#### [Dataset rows about figures]
** Start **

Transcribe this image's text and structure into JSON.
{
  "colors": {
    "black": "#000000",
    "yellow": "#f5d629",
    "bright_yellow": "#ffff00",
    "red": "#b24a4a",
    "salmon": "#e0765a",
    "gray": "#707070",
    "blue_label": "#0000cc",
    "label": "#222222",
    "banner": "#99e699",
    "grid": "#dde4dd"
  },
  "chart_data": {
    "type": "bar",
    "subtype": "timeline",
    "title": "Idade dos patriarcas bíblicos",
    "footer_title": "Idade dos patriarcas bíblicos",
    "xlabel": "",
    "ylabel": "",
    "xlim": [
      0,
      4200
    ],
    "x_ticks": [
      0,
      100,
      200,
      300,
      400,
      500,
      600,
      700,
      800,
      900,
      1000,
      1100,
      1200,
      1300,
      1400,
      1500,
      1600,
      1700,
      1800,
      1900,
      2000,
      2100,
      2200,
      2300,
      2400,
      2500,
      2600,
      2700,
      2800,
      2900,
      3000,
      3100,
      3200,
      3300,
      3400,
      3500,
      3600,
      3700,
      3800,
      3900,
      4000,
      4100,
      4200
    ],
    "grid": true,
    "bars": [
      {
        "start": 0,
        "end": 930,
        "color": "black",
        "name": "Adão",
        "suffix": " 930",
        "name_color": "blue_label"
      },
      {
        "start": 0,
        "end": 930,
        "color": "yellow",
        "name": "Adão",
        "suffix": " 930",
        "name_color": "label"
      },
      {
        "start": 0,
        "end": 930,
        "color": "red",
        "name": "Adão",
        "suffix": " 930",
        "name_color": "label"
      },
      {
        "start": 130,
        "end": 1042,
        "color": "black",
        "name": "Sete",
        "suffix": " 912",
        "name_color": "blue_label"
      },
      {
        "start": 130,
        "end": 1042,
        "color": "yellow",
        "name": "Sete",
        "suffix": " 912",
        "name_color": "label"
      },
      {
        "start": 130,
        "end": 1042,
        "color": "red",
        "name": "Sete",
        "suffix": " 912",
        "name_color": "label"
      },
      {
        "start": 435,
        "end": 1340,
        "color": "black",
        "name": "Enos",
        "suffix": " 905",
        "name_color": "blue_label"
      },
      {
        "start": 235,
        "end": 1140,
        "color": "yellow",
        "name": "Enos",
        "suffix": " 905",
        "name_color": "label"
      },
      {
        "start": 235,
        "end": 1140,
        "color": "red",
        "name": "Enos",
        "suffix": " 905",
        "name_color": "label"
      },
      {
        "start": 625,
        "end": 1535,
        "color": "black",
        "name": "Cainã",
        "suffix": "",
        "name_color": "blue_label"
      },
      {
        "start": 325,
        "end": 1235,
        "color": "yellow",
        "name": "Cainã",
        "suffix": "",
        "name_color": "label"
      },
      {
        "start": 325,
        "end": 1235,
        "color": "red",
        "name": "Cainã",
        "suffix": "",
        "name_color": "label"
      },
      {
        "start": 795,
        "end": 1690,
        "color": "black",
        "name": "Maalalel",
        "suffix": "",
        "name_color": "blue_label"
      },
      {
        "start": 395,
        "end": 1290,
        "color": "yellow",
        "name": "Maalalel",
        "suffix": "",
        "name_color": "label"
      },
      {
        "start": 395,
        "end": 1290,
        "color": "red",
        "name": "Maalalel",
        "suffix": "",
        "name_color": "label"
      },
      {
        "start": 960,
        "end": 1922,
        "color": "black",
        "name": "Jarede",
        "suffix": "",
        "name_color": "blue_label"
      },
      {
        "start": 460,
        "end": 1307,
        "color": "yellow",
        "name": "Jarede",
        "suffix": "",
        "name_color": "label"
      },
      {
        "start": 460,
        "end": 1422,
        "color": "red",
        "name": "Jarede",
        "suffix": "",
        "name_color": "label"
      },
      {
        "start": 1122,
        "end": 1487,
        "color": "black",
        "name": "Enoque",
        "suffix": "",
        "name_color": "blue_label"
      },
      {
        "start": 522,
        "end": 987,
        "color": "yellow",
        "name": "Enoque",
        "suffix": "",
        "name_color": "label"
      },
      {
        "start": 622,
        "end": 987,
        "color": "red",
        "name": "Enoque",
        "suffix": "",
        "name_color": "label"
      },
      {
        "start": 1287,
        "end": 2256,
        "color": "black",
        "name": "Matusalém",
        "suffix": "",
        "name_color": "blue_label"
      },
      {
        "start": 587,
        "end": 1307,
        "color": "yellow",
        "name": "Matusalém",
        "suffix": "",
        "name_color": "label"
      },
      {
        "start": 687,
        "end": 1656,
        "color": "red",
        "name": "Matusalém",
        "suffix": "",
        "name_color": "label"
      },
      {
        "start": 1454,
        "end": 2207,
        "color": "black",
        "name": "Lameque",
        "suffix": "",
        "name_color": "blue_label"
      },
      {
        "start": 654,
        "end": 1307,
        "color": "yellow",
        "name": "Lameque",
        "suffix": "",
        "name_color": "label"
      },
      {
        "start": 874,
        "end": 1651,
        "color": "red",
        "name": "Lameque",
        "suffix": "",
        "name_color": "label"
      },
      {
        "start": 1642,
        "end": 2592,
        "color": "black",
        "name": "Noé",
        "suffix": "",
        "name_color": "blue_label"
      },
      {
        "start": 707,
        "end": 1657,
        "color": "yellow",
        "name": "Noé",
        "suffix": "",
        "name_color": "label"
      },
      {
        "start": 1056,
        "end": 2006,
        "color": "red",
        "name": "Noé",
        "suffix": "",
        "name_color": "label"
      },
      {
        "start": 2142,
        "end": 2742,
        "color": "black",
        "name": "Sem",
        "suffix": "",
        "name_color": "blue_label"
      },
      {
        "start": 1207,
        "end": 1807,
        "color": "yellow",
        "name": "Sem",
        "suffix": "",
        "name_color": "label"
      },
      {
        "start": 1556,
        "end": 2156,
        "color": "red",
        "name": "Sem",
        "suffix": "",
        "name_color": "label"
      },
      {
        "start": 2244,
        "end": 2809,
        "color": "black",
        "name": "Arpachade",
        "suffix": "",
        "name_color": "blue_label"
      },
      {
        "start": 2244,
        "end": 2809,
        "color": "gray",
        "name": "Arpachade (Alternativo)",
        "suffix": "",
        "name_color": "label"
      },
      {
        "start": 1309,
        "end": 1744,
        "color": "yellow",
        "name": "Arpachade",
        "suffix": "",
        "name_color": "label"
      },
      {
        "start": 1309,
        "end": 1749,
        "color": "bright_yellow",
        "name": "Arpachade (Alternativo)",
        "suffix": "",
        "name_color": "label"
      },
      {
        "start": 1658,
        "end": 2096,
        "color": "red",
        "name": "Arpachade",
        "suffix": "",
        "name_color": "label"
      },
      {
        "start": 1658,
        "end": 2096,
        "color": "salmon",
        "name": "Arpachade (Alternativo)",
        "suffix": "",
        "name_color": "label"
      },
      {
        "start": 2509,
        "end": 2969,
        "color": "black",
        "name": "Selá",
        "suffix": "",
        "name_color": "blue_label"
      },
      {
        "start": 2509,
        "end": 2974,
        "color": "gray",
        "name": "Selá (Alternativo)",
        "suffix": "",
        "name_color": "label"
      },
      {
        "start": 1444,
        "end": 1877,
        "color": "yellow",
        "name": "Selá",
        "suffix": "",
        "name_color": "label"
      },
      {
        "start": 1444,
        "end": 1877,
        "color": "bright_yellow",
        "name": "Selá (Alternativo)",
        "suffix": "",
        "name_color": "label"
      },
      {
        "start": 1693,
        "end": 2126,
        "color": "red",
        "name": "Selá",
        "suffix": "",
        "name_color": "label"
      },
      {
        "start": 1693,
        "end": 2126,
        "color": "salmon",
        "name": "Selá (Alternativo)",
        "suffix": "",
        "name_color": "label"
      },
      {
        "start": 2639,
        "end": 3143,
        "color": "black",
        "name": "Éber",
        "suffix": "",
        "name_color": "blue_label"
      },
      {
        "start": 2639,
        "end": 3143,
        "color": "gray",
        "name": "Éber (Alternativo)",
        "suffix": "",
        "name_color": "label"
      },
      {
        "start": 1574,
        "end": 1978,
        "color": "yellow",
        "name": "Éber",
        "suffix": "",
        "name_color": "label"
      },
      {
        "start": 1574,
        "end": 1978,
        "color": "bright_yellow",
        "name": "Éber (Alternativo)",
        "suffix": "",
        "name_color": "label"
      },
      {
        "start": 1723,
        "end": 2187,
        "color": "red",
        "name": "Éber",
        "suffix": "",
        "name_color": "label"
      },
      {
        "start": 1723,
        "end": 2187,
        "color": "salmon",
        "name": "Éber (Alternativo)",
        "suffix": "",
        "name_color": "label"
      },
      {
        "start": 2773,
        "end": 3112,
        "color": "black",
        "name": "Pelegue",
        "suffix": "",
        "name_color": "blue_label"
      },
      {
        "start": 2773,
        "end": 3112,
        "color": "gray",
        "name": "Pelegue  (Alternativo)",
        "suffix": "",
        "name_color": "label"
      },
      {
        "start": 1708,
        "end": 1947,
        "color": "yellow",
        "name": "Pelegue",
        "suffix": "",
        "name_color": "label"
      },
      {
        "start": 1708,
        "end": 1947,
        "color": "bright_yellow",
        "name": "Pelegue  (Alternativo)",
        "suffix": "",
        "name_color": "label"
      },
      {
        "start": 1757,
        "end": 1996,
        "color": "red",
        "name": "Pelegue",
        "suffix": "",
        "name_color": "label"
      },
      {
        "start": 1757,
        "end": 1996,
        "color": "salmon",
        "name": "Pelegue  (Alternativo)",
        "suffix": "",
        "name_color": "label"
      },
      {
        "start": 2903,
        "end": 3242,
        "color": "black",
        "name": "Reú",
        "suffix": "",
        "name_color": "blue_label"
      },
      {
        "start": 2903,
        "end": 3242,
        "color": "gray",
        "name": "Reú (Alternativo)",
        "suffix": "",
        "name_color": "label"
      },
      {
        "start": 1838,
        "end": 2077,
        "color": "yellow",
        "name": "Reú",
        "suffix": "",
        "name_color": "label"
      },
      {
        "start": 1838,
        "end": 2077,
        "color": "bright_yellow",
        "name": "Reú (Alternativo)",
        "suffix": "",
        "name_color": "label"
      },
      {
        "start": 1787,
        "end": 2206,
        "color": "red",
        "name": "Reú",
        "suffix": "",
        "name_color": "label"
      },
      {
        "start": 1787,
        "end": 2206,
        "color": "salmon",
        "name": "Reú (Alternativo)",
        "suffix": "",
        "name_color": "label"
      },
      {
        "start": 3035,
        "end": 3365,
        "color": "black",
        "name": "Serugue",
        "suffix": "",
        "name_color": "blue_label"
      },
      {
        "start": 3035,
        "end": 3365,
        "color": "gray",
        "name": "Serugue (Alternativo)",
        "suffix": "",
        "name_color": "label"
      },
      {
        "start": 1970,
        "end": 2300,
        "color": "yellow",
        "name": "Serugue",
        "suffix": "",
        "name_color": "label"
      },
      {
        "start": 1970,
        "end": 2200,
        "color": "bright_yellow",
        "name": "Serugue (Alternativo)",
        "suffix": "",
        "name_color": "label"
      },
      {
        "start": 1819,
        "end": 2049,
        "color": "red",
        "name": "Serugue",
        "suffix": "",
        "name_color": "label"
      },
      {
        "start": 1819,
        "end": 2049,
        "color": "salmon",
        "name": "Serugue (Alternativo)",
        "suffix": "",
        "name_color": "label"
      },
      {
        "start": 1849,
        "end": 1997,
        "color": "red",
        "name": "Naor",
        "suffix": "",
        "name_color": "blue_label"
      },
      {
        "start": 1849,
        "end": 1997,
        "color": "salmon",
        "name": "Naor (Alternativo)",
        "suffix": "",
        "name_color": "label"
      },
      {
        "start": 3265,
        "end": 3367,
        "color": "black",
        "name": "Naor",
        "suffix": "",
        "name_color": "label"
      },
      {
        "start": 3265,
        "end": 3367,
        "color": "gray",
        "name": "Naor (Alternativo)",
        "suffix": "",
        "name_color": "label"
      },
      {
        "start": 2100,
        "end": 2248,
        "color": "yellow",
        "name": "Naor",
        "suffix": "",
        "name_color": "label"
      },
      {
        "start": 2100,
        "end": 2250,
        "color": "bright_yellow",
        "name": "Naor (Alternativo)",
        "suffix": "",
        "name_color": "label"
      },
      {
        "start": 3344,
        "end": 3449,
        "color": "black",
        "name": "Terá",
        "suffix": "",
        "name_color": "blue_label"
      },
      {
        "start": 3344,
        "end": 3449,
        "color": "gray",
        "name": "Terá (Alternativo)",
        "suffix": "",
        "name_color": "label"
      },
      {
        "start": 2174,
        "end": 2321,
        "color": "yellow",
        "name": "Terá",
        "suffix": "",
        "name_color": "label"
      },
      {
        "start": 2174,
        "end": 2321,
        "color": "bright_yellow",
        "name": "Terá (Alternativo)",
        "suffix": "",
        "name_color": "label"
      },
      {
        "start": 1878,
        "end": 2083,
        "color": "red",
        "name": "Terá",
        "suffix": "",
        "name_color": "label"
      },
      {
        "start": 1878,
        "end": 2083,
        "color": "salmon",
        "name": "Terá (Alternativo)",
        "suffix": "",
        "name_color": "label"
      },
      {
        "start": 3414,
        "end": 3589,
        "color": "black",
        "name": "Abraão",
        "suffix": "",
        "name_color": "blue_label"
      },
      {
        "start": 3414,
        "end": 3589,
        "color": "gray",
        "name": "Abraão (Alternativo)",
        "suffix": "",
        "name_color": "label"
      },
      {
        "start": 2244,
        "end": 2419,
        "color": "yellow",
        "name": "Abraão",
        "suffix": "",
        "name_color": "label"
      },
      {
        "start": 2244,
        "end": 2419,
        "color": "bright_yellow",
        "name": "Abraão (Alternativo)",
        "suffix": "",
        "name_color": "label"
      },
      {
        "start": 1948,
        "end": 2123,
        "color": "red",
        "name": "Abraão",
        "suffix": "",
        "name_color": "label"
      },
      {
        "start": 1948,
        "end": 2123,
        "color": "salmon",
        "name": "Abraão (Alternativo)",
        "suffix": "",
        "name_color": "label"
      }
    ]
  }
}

** End **

#### [EXERCISE AIM]
Report each line in the preceding entries that holds the string "bíblicos".

#### [EXERCISE SOLUTION]
    "title": "Idade dos patriarcas bíblicos",
    "footer_title": "Idade dos patriarcas bíblicos",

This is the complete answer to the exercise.